◆ Exercise goal:
Set the following entries down again exactly, line by line.

Dataset rows:
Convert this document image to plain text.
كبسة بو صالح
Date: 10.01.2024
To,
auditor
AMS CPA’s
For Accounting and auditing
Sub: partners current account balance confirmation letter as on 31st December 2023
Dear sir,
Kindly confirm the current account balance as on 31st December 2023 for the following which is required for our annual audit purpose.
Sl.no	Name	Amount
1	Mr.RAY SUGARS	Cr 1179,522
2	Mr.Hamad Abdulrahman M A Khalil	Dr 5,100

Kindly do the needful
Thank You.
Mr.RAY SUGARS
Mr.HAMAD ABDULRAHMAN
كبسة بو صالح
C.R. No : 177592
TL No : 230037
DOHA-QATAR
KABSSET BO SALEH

◆ Problem solution:
Convert this document image to plain text.
كبسة بو صالح
Date: 10.01.2024
To,
auditor
AMS CPA’s
For Accounting and auditing
Sub: partners current account balance confirmation letter as on 31st December 2023
Dear sir,
Kindly confirm the current account balance as on 31st December 2023 for the following which is required for our annual audit purpose.
Sl.no	Name	Amount
1	Mr.RAY SUGARS	Cr 1179,522
2	Mr.Hamad Abdulrahman M A Khalil	Dr 5,100

Kindly do the needful
Thank You.
Mr.RAY SUGARS
Mr.HAMAD ABDULRAHMAN
كبسة بو صالح
C.R. No : 177592
TL No : 230037
DOHA-QATAR
KABSSET BO SALEH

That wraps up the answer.